BEGIN Supplied material

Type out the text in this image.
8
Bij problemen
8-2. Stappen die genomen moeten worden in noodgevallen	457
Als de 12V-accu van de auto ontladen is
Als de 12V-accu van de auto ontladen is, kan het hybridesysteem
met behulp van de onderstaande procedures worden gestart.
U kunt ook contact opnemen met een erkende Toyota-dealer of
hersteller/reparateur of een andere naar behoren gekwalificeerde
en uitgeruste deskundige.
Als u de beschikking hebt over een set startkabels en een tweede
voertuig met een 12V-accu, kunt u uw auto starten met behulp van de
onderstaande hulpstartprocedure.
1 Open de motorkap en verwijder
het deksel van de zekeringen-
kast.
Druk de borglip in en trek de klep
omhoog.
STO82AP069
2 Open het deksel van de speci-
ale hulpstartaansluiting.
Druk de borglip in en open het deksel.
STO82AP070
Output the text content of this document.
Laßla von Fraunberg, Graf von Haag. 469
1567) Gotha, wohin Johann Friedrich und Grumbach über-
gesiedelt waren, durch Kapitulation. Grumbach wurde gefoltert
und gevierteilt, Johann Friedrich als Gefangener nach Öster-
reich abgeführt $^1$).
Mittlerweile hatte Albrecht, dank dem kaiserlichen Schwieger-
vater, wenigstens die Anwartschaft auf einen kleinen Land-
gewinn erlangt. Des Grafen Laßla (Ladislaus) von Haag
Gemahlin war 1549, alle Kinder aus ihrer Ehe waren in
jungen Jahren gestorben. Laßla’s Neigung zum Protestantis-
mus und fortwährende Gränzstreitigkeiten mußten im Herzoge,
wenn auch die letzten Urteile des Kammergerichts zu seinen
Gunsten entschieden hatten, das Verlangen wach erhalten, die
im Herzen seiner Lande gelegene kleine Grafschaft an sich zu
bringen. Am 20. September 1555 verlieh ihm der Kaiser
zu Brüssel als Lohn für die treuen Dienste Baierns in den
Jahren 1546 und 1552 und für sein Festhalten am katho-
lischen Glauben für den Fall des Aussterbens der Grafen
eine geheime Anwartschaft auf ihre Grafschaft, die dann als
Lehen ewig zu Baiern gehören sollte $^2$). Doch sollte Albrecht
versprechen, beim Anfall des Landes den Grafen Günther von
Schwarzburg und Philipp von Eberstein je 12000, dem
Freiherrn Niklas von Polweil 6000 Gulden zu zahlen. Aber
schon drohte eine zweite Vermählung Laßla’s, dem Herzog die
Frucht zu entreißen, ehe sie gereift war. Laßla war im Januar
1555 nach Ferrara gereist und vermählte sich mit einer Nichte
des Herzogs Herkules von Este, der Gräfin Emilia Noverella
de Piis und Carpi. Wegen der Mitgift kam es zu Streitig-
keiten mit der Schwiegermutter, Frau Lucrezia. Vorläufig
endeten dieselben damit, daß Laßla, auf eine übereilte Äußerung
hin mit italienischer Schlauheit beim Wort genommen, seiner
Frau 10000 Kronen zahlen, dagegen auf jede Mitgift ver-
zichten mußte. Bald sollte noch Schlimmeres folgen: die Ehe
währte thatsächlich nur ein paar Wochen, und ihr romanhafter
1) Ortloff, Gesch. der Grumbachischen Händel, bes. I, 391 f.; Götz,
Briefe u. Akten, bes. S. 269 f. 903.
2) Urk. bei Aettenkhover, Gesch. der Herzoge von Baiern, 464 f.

END Supplied material

Among the records, find every line holding the word "Laßla" and copy it.

Laßla von Fraunberg, Graf von Haag. 469
gewinn erlangt. Des Grafen Laßla (Ladislaus) von Haag
jungen Jahren gestorben. Laßla’s Neigung zum Protestantis-
schon drohte eine zweite Vermählung Laßla’s, dem Herzog die
Frucht zu entreißen, ehe sie gereift war. Laßla war im Januar
endeten dieselben damit, daß Laßla, auf eine übereilte Äußerung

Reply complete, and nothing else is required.